-------- Excerpted records --------

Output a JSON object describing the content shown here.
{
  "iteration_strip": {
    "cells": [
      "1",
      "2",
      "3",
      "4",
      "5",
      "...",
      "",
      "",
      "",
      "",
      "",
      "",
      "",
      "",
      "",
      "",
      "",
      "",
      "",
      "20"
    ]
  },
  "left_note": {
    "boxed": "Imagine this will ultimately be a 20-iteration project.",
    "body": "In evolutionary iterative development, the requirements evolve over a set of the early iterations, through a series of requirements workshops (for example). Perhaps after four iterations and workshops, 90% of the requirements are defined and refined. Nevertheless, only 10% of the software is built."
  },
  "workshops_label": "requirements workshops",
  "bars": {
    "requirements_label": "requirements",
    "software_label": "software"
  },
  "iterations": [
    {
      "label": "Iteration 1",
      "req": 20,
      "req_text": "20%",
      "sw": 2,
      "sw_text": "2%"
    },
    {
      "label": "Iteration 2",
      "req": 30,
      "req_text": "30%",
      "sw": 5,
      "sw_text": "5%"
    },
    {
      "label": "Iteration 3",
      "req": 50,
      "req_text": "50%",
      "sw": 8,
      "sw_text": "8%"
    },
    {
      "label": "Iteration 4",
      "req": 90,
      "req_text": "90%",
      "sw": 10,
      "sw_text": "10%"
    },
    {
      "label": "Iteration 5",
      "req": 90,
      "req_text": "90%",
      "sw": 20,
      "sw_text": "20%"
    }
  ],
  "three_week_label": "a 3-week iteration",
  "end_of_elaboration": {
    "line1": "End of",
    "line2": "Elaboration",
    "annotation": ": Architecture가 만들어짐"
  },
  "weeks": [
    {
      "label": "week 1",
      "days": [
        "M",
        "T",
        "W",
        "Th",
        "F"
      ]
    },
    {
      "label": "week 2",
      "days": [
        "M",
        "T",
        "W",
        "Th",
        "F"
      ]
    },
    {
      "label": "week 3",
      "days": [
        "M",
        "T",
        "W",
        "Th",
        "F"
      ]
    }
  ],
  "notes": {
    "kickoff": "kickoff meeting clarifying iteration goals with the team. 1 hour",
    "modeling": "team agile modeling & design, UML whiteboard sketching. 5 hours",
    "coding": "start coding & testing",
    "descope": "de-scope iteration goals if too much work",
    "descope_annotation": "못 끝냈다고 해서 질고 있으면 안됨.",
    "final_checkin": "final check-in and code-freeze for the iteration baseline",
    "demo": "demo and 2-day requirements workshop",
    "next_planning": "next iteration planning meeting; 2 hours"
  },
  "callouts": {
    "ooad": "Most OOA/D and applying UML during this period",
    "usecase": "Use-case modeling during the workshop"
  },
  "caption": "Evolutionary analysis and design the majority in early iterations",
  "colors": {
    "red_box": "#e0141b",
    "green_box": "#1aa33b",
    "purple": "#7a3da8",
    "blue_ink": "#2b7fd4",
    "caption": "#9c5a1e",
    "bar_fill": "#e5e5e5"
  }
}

--------

Instructions to follow: Each entry is to be returned in full, character for character.

Solution to the problem:
Output a JSON object describing the content shown here.
{
  "iteration_strip": {
    "cells": [
      "1",
      "2",
      "3",
      "4",
      "5",
      "...",
      "",
      "",
      "",
      "",
      "",
      "",
      "",
      "",
      "",
      "",
      "",
      "",
      "",
      "20"
    ]
  },
  "left_note": {
    "boxed": "Imagine this will ultimately be a 20-iteration project.",
    "body": "In evolutionary iterative development, the requirements evolve over a set of the early iterations, through a series of requirements workshops (for example). Perhaps after four iterations and workshops, 90% of the requirements are defined and refined. Nevertheless, only 10% of the software is built."
  },
  "workshops_label": "requirements workshops",
  "bars": {
    "requirements_label": "requirements",
    "software_label": "software"
  },
  "iterations": [
    {
      "label": "Iteration 1",
      "req": 20,
      "req_text": "20%",
      "sw": 2,
      "sw_text": "2%"
    },
    {
      "label": "Iteration 2",
      "req": 30,
      "req_text": "30%",
      "sw": 5,
      "sw_text": "5%"
    },
    {
      "label": "Iteration 3",
      "req": 50,
      "req_text": "50%",
      "sw": 8,
      "sw_text": "8%"
    },
    {
      "label": "Iteration 4",
      "req": 90,
      "req_text": "90%",
      "sw": 10,
      "sw_text": "10%"
    },
    {
      "label": "Iteration 5",
      "req": 90,
      "req_text": "90%",
      "sw": 20,
      "sw_text": "20%"
    }
  ],
  "three_week_label": "a 3-week iteration",
  "end_of_elaboration": {
    "line1": "End of",
    "line2": "Elaboration",
    "annotation": ": Architecture가 만들어짐"
  },
  "weeks": [
    {
      "label": "week 1",
      "days": [
        "M",
        "T",
        "W",
        "Th",
        "F"
      ]
    },
    {
      "label": "week 2",
      "days": [
        "M",
        "T",
        "W",
        "Th",
        "F"
      ]
    },
    {
      "label": "week 3",
      "days": [
        "M",
        "T",
        "W",
        "Th",
        "F"
      ]
    }
  ],
  "notes": {
    "kickoff": "kickoff meeting clarifying iteration goals with the team. 1 hour",
    "modeling": "team agile modeling & design, UML whiteboard sketching. 5 hours",
    "coding": "start coding & testing",
    "descope": "de-scope iteration goals if too much work",
    "descope_annotation": "못 끝냈다고 해서 질고 있으면 안됨.",
    "final_checkin": "final check-in and code-freeze for the iteration baseline",
    "demo": "demo and 2-day requirements workshop",
    "next_planning": "next iteration planning meeting; 2 hours"
  },
  "callouts": {
    "ooad": "Most OOA/D and applying UML during this period",
    "usecase": "Use-case modeling during the workshop"
  },
  "caption": "Evolutionary analysis and design the majority in early iterations",
  "colors": {
    "red_box": "#e0141b",
    "green_box": "#1aa33b",
    "purple": "#7a3da8",
    "blue_ink": "#2b7fd4",
    "caption": "#9c5a1e",
    "bar_fill": "#e5e5e5"
  }
}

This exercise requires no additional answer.